→ **WRITTEN PROBLEM**
Retype the whole listing below, character for character.

→ **RECORDS FOR PROCESSING**
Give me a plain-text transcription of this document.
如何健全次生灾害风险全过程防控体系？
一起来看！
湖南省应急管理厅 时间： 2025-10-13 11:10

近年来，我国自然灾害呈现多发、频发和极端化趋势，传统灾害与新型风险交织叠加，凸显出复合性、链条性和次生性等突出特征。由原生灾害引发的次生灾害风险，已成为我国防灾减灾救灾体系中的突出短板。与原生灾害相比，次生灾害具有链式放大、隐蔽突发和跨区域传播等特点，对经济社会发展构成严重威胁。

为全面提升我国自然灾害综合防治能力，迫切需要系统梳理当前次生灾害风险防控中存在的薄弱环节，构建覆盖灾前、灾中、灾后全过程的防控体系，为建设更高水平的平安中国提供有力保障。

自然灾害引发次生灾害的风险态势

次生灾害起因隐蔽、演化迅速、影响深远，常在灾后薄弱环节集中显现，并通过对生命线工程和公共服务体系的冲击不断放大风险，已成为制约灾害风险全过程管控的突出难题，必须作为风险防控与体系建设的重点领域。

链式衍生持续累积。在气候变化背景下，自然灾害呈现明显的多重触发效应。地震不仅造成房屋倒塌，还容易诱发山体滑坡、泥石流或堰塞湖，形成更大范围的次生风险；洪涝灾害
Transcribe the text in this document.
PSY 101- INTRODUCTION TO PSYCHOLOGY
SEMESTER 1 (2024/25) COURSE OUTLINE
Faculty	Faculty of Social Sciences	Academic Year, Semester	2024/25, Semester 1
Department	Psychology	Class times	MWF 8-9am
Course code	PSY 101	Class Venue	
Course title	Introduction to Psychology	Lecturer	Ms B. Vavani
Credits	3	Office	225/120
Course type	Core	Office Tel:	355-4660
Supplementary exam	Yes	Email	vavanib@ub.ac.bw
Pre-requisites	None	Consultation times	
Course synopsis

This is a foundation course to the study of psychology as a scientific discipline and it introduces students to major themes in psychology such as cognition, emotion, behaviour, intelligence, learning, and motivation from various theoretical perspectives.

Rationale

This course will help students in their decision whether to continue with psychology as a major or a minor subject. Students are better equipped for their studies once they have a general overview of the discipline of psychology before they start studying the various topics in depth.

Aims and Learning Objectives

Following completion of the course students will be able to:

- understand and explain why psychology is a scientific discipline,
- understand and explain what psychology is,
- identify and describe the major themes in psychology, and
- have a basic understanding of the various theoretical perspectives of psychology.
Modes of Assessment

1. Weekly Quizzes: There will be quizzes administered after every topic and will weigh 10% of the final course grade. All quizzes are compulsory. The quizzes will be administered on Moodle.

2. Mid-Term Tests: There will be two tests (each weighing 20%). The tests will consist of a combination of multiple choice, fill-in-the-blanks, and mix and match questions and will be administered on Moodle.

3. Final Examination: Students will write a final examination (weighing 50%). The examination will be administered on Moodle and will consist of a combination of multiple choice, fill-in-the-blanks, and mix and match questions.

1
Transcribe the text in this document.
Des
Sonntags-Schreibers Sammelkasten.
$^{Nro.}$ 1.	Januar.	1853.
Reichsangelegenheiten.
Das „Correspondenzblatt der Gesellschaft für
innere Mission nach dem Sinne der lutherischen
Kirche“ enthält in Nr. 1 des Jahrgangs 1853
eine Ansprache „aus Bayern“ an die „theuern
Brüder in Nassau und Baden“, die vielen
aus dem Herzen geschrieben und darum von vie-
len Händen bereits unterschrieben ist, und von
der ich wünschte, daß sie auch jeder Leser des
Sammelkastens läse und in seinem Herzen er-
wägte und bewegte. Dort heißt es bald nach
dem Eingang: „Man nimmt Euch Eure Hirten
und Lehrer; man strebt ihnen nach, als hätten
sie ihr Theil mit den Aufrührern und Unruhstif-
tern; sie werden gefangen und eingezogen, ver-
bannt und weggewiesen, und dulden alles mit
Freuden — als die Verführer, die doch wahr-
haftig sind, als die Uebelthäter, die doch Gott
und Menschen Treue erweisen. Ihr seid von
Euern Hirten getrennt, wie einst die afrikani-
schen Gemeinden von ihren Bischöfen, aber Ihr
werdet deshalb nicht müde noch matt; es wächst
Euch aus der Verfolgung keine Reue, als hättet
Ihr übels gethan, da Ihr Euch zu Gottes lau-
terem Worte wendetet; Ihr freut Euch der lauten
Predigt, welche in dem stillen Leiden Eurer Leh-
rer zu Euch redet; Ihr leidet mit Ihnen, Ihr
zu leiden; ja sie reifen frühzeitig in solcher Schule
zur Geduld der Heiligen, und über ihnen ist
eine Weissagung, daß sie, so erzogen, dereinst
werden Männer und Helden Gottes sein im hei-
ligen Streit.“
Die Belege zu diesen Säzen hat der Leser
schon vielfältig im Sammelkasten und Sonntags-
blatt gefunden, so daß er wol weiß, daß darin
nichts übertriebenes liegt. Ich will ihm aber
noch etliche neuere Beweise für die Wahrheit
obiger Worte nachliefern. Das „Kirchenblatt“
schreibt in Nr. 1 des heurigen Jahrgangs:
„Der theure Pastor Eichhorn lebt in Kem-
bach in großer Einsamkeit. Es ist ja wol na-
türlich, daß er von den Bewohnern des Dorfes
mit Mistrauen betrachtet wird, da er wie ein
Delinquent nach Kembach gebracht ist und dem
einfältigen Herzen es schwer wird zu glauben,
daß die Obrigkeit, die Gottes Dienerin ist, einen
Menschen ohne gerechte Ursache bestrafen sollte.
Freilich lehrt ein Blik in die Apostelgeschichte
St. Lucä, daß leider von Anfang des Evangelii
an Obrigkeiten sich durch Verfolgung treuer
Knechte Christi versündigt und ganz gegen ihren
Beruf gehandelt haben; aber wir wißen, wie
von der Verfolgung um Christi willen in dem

→ **ANSWER TO THE EXERCISE**
Give me a plain-text transcription of this document.
如何健全次生灾害风险全过程防控体系？
一起来看！
湖南省应急管理厅 时间： 2025-10-13 11:10

近年来，我国自然灾害呈现多发、频发和极端化趋势，传统灾害与新型风险交织叠加，凸显出复合性、链条性和次生性等突出特征。由原生灾害引发的次生灾害风险，已成为我国防灾减灾救灾体系中的突出短板。与原生灾害相比，次生灾害具有链式放大、隐蔽突发和跨区域传播等特点，对经济社会发展构成严重威胁。

为全面提升我国自然灾害综合防治能力，迫切需要系统梳理当前次生灾害风险防控中存在的薄弱环节，构建覆盖灾前、灾中、灾后全过程的防控体系，为建设更高水平的平安中国提供有力保障。

自然灾害引发次生灾害的风险态势

次生灾害起因隐蔽、演化迅速、影响深远，常在灾后薄弱环节集中显现，并通过对生命线工程和公共服务体系的冲击不断放大风险，已成为制约灾害风险全过程管控的突出难题，必须作为风险防控与体系建设的重点领域。

链式衍生持续累积。在气候变化背景下，自然灾害呈现明显的多重触发效应。地震不仅造成房屋倒塌，还容易诱发山体滑坡、泥石流或堰塞湖，形成更大范围的次生风险；洪涝灾害
Transcribe the text in this document.
PSY 101- INTRODUCTION TO PSYCHOLOGY
SEMESTER 1 (2024/25) COURSE OUTLINE
Faculty	Faculty of Social Sciences	Academic Year, Semester	2024/25, Semester 1
Department	Psychology	Class times	MWF 8-9am
Course code	PSY 101	Class Venue	
Course title	Introduction to Psychology	Lecturer	Ms B. Vavani
Credits	3	Office	225/120
Course type	Core	Office Tel:	355-4660
Supplementary exam	Yes	Email	vavanib@ub.ac.bw
Pre-requisites	None	Consultation times	
Course synopsis

This is a foundation course to the study of psychology as a scientific discipline and it introduces students to major themes in psychology such as cognition, emotion, behaviour, intelligence, learning, and motivation from various theoretical perspectives.

Rationale

This course will help students in their decision whether to continue with psychology as a major or a minor subject. Students are better equipped for their studies once they have a general overview of the discipline of psychology before they start studying the various topics in depth.

Aims and Learning Objectives

Following completion of the course students will be able to:

- understand and explain why psychology is a scientific discipline,
- understand and explain what psychology is,
- identify and describe the major themes in psychology, and
- have a basic understanding of the various theoretical perspectives of psychology.
Modes of Assessment

1. Weekly Quizzes: There will be quizzes administered after every topic and will weigh 10% of the final course grade. All quizzes are compulsory. The quizzes will be administered on Moodle.

2. Mid-Term Tests: There will be two tests (each weighing 20%). The tests will consist of a combination of multiple choice, fill-in-the-blanks, and mix and match questions and will be administered on Moodle.

3. Final Examination: Students will write a final examination (weighing 50%). The examination will be administered on Moodle and will consist of a combination of multiple choice, fill-in-the-blanks, and mix and match questions.

1
Transcribe the text in this document.
Des
Sonntags-Schreibers Sammelkasten.
$^{Nro.}$ 1.	Januar.	1853.
Reichsangelegenheiten.
Das „Correspondenzblatt der Gesellschaft für
innere Mission nach dem Sinne der lutherischen
Kirche“ enthält in Nr. 1 des Jahrgangs 1853
eine Ansprache „aus Bayern“ an die „theuern
Brüder in Nassau und Baden“, die vielen
aus dem Herzen geschrieben und darum von vie-
len Händen bereits unterschrieben ist, und von
der ich wünschte, daß sie auch jeder Leser des
Sammelkastens läse und in seinem Herzen er-
wägte und bewegte. Dort heißt es bald nach
dem Eingang: „Man nimmt Euch Eure Hirten
und Lehrer; man strebt ihnen nach, als hätten
sie ihr Theil mit den Aufrührern und Unruhstif-
tern; sie werden gefangen und eingezogen, ver-
bannt und weggewiesen, und dulden alles mit
Freuden — als die Verführer, die doch wahr-
haftig sind, als die Uebelthäter, die doch Gott
und Menschen Treue erweisen. Ihr seid von
Euern Hirten getrennt, wie einst die afrikani-
schen Gemeinden von ihren Bischöfen, aber Ihr
werdet deshalb nicht müde noch matt; es wächst
Euch aus der Verfolgung keine Reue, als hättet
Ihr übels gethan, da Ihr Euch zu Gottes lau-
terem Worte wendetet; Ihr freut Euch der lauten
Predigt, welche in dem stillen Leiden Eurer Leh-
rer zu Euch redet; Ihr leidet mit Ihnen, Ihr
zu leiden; ja sie reifen frühzeitig in solcher Schule
zur Geduld der Heiligen, und über ihnen ist
eine Weissagung, daß sie, so erzogen, dereinst
werden Männer und Helden Gottes sein im hei-
ligen Streit.“
Die Belege zu diesen Säzen hat der Leser
schon vielfältig im Sammelkasten und Sonntags-
blatt gefunden, so daß er wol weiß, daß darin
nichts übertriebenes liegt. Ich will ihm aber
noch etliche neuere Beweise für die Wahrheit
obiger Worte nachliefern. Das „Kirchenblatt“
schreibt in Nr. 1 des heurigen Jahrgangs:
„Der theure Pastor Eichhorn lebt in Kem-
bach in großer Einsamkeit. Es ist ja wol na-
türlich, daß er von den Bewohnern des Dorfes
mit Mistrauen betrachtet wird, da er wie ein
Delinquent nach Kembach gebracht ist und dem
einfältigen Herzen es schwer wird zu glauben,
daß die Obrigkeit, die Gottes Dienerin ist, einen
Menschen ohne gerechte Ursache bestrafen sollte.
Freilich lehrt ein Blik in die Apostelgeschichte
St. Lucä, daß leider von Anfang des Evangelii
an Obrigkeiten sich durch Verfolgung treuer
Knechte Christi versündigt und ganz gegen ihren
Beruf gehandelt haben; aber wir wißen, wie
von der Verfolgung um Christi willen in dem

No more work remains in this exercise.